## BEGIN Material shown
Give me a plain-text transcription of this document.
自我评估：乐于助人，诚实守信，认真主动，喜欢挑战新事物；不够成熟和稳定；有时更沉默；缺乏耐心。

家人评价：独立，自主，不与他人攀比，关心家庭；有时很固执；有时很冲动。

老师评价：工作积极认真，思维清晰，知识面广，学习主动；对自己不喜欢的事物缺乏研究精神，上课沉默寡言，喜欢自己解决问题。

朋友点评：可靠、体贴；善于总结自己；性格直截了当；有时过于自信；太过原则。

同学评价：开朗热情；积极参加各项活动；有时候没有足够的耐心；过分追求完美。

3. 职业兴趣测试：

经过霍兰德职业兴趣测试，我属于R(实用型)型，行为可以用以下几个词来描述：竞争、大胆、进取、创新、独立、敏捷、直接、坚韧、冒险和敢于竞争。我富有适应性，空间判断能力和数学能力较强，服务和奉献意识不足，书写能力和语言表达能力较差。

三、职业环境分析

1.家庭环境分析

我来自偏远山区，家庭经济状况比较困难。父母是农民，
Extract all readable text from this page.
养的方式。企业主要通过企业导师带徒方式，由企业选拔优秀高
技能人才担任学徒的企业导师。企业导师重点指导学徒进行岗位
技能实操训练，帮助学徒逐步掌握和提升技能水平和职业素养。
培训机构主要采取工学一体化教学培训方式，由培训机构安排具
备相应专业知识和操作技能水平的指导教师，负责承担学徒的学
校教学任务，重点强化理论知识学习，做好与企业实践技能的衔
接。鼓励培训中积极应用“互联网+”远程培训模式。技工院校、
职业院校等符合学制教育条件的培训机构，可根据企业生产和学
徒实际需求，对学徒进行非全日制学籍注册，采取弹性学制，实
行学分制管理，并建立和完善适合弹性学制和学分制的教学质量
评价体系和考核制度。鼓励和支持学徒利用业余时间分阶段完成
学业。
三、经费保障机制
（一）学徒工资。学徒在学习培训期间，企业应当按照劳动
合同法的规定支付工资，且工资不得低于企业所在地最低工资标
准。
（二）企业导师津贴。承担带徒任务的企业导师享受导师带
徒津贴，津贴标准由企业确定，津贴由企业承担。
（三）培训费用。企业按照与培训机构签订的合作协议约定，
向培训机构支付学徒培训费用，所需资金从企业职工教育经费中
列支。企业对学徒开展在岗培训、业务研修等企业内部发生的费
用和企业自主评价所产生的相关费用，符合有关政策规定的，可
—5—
## END Material shown
§ **Your objective**
Word for word, write out all of the data above.

§ **Answer**
Give me a plain-text transcription of this document.
自我评估：乐于助人，诚实守信，认真主动，喜欢挑战新事物；不够成熟和稳定；有时更沉默；缺乏耐心。

家人评价：独立，自主，不与他人攀比，关心家庭；有时很固执；有时很冲动。

老师评价：工作积极认真，思维清晰，知识面广，学习主动；对自己不喜欢的事物缺乏研究精神，上课沉默寡言，喜欢自己解决问题。

朋友点评：可靠、体贴；善于总结自己；性格直截了当；有时过于自信；太过原则。

同学评价：开朗热情；积极参加各项活动；有时候没有足够的耐心；过分追求完美。

3. 职业兴趣测试：

经过霍兰德职业兴趣测试，我属于R(实用型)型，行为可以用以下几个词来描述：竞争、大胆、进取、创新、独立、敏捷、直接、坚韧、冒险和敢于竞争。我富有适应性，空间判断能力和数学能力较强，服务和奉献意识不足，书写能力和语言表达能力较差。

三、职业环境分析

1.家庭环境分析

我来自偏远山区，家庭经济状况比较困难。父母是农民，
Extract all readable text from this page.
养的方式。企业主要通过企业导师带徒方式，由企业选拔优秀高
技能人才担任学徒的企业导师。企业导师重点指导学徒进行岗位
技能实操训练，帮助学徒逐步掌握和提升技能水平和职业素养。
培训机构主要采取工学一体化教学培训方式，由培训机构安排具
备相应专业知识和操作技能水平的指导教师，负责承担学徒的学
校教学任务，重点强化理论知识学习，做好与企业实践技能的衔
接。鼓励培训中积极应用“互联网+”远程培训模式。技工院校、
职业院校等符合学制教育条件的培训机构，可根据企业生产和学
徒实际需求，对学徒进行非全日制学籍注册，采取弹性学制，实
行学分制管理，并建立和完善适合弹性学制和学分制的教学质量
评价体系和考核制度。鼓励和支持学徒利用业余时间分阶段完成
学业。
三、经费保障机制
（一）学徒工资。学徒在学习培训期间，企业应当按照劳动
合同法的规定支付工资，且工资不得低于企业所在地最低工资标
准。
（二）企业导师津贴。承担带徒任务的企业导师享受导师带
徒津贴，津贴标准由企业确定，津贴由企业承担。
（三）培训费用。企业按照与培训机构签订的合作协议约定，
向培训机构支付学徒培训费用，所需资金从企业职工教育经费中
列支。企业对学徒开展在岗培训、业务研修等企业内部发生的费
用和企业自主评价所产生的相关费用，符合有关政策规定的，可
—5—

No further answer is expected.